[Figure collection entries]
(begin)
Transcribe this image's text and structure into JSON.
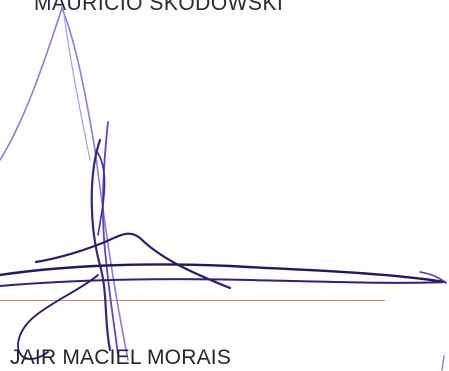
{
  "document": {
    "signer_top": "MAURICIO SKODOWSKI",
    "signer_bottom": "JAIR MACIEL MORAIS"
  },
  "colors": {
    "ink_dark": "#1e1a5c",
    "ink_violet": "#4a3aa8",
    "ink_light": "#8a7fd0",
    "rule": "#c98b6a"
  }
}
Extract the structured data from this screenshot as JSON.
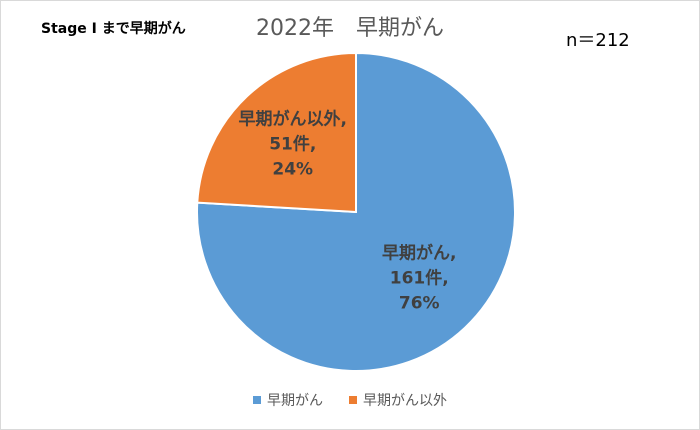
{
  "note": "Stage I まで早期がん",
  "sample_size": "n＝212",
  "chart_data": {
    "type": "pie",
    "title": "2022年　早期がん",
    "slices": [
      {
        "name": "早期がん",
        "count": 161,
        "percent": 76,
        "color": "#5b9bd5",
        "label_lines": [
          "早期がん,",
          "161件,",
          "76%"
        ]
      },
      {
        "name": "早期がん以外",
        "count": 51,
        "percent": 24,
        "color": "#ed7d31",
        "label_lines": [
          "早期がん以外,",
          "51件,",
          "24%"
        ]
      }
    ],
    "start": "12 o'clock",
    "direction": "clockwise",
    "legend_position": "bottom"
  }
}
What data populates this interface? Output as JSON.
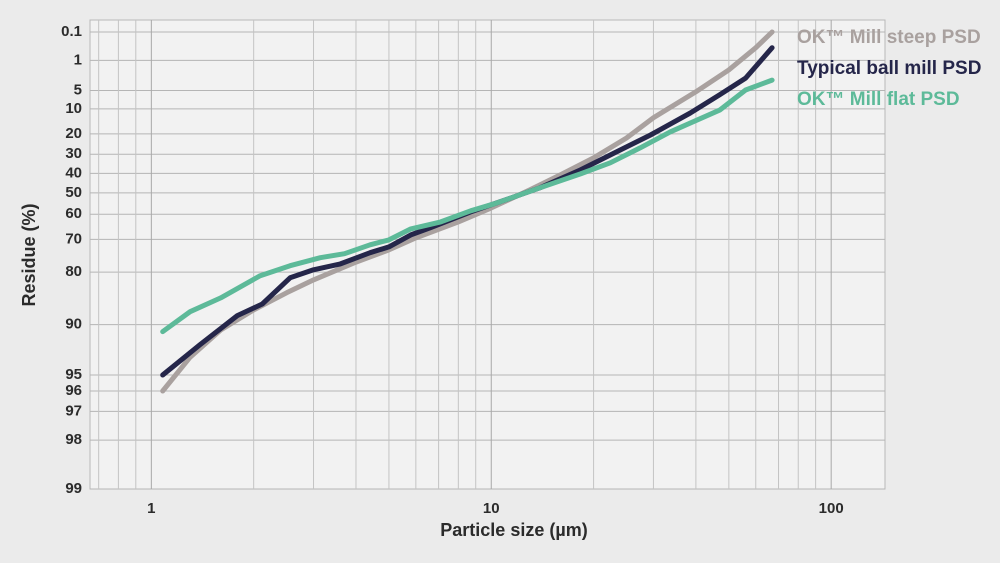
{
  "chart_data": {
    "type": "line",
    "x_label": "Particle size (µm)",
    "y_label": "Residue (%)",
    "xscale": "log",
    "yscale": "rosin-rammler",
    "grid": true,
    "legend": "top-right",
    "xlim": [
      0.66,
      144
    ],
    "xticks": [
      1,
      10,
      100
    ],
    "ylim": [
      0.1,
      99
    ],
    "yticks": [
      0.1,
      1,
      5,
      10,
      20,
      30,
      40,
      50,
      60,
      70,
      80,
      90,
      95,
      96,
      97,
      98,
      99
    ],
    "series": [
      {
        "name": "OK™ Mill steep PSD",
        "color": "#a9a19f",
        "x": [
          1.08,
          1.3,
          1.6,
          2,
          2.5,
          3,
          4,
          5,
          6,
          8,
          10,
          13,
          16,
          20,
          25,
          30,
          40,
          50,
          60,
          67
        ],
        "values": [
          96,
          93.6,
          90.7,
          87.8,
          84.7,
          81.9,
          77.3,
          73.6,
          69.5,
          63.3,
          57.2,
          48.5,
          40.8,
          31.9,
          21.9,
          13.2,
          5.3,
          1.8,
          0.4,
          0.1
        ]
      },
      {
        "name": "Typical ball mill PSD",
        "color": "#25264a",
        "x": [
          1.08,
          1.39,
          1.79,
          2.12,
          2.56,
          3,
          3.6,
          4.4,
          5,
          5.8,
          6.6,
          8.7,
          10.2,
          13.9,
          18.3,
          24,
          29.4,
          38.5,
          47,
          56,
          67
        ],
        "values": [
          95,
          92.4,
          88.7,
          86.8,
          81.4,
          79.4,
          77.8,
          74.5,
          72.6,
          68.4,
          65.7,
          59,
          55.3,
          47.5,
          38.2,
          27.8,
          20.5,
          11.4,
          6,
          2.8,
          0.4
        ]
      },
      {
        "name": "OK™ Mill flat PSD",
        "color": "#5dba99",
        "x": [
          1.08,
          1.3,
          1.6,
          2.09,
          2.56,
          3.14,
          3.7,
          4.4,
          5,
          5.8,
          7.1,
          8.7,
          10.2,
          13.9,
          18.3,
          22.4,
          27.4,
          33.6,
          47,
          56,
          67
        ],
        "values": [
          90.9,
          88.1,
          85.7,
          80.9,
          78.3,
          76,
          74.8,
          71.9,
          70.2,
          66.1,
          63.3,
          58.5,
          55.3,
          47.5,
          40.3,
          34.5,
          26.8,
          19.1,
          10.4,
          4.9,
          3.1
        ]
      }
    ]
  }
}
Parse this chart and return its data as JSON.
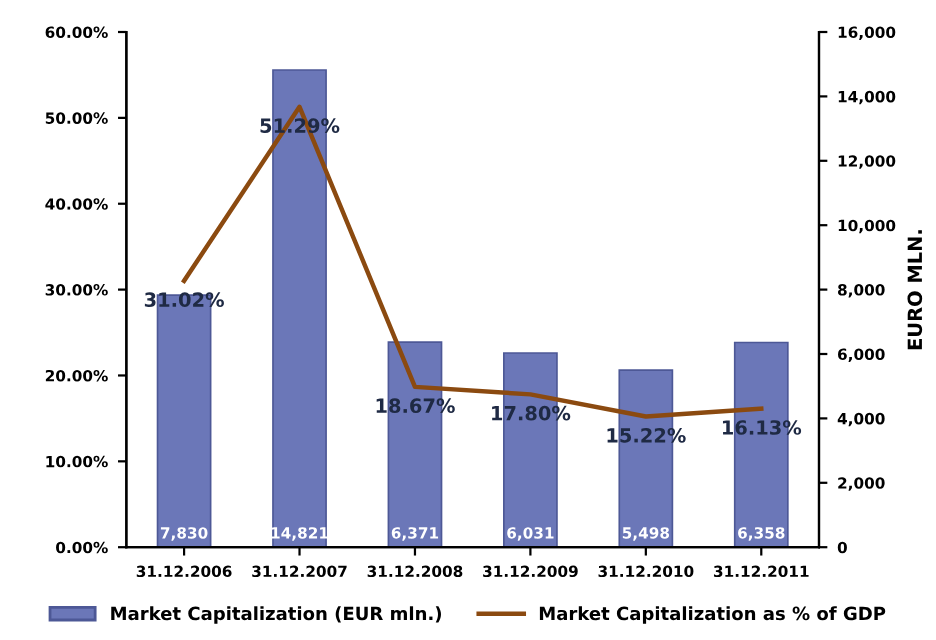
(end)
Write the records out once more, exactly as they appear, with no pictures.

Transcribe this image's text and structure into JSON.
{
  "document": {
    "signer_top": "MAURICIO SKODOWSKI",
    "signer_bottom": "JAIR MACIEL MORAIS"
  },
  "colors": {
    "ink_dark": "#1e1a5c",
    "ink_violet": "#4a3aa8",
    "ink_light": "#8a7fd0",
    "rule": "#c98b6a"
  }
}
Extract the structured data from this screenshot as JSON.
{
  "note": "Stage I まで早期がん",
  "sample_size": "n＝212",
  "chart_data": {
    "type": "pie",
    "title": "2022年　早期がん",
    "slices": [
      {
        "name": "早期がん",
        "count": 161,
        "percent": 76,
        "color": "#5b9bd5",
        "label_lines": [
          "早期がん,",
          "161件,",
          "76%"
        ]
      },
      {
        "name": "早期がん以外",
        "count": 51,
        "percent": 24,
        "color": "#ed7d31",
        "label_lines": [
          "早期がん以外,",
          "51件,",
          "24%"
        ]
      }
    ],
    "start": "12 o'clock",
    "direction": "clockwise",
    "legend_position": "bottom"
  }
}
What data populates this interface? Output as JSON.
{
  "chart_data": {
    "type": "line",
    "x_label": "Particle size (µm)",
    "y_label": "Residue (%)",
    "xscale": "log",
    "yscale": "rosin-rammler",
    "grid": true,
    "legend": "top-right",
    "xlim": [
      0.66,
      144
    ],
    "xticks": [
      1,
      10,
      100
    ],
    "ylim": [
      0.1,
      99
    ],
    "yticks": [
      0.1,
      1,
      5,
      10,
      20,
      30,
      40,
      50,
      60,
      70,
      80,
      90,
      95,
      96,
      97,
      98,
      99
    ],
    "series": [
      {
        "name": "OK™ Mill steep PSD",
        "color": "#a9a19f",
        "x": [
          1.08,
          1.3,
          1.6,
          2,
          2.5,
          3,
          4,
          5,
          6,
          8,
          10,
          13,
          16,
          20,
          25,
          30,
          40,
          50,
          60,
          67
        ],
        "values": [
          96,
          93.6,
          90.7,
          87.8,
          84.7,
          81.9,
          77.3,
          73.6,
          69.5,
          63.3,
          57.2,
          48.5,
          40.8,
          31.9,
          21.9,
          13.2,
          5.3,
          1.8,
          0.4,
          0.1
        ]
      },
      {
        "name": "Typical ball mill PSD",
        "color": "#25264a",
        "x": [
          1.08,
          1.39,
          1.79,
          2.12,
          2.56,
          3,
          3.6,
          4.4,
          5,
          5.8,
          6.6,
          8.7,
          10.2,
          13.9,
          18.3,
          24,
          29.4,
          38.5,
          47,
          56,
          67
        ],
        "values": [
          95,
          92.4,
          88.7,
          86.8,
          81.4,
          79.4,
          77.8,
          74.5,
          72.6,
          68.4,
          65.7,
          59,
          55.3,
          47.5,
          38.2,
          27.8,
          20.5,
          11.4,
          6,
          2.8,
          0.4
        ]
      },
      {
        "name": "OK™ Mill flat PSD",
        "color": "#5dba99",
        "x": [
          1.08,
          1.3,
          1.6,
          2.09,
          2.56,
          3.14,
          3.7,
          4.4,
          5,
          5.8,
          7.1,
          8.7,
          10.2,
          13.9,
          18.3,
          22.4,
          27.4,
          33.6,
          47,
          56,
          67
        ],
        "values": [
          90.9,
          88.1,
          85.7,
          80.9,
          78.3,
          76,
          74.8,
          71.9,
          70.2,
          66.1,
          63.3,
          58.5,
          55.3,
          47.5,
          40.3,
          34.5,
          26.8,
          19.1,
          10.4,
          4.9,
          3.1
        ]
      }
    ]
  }
}
Parse this chart and return its data as JSON.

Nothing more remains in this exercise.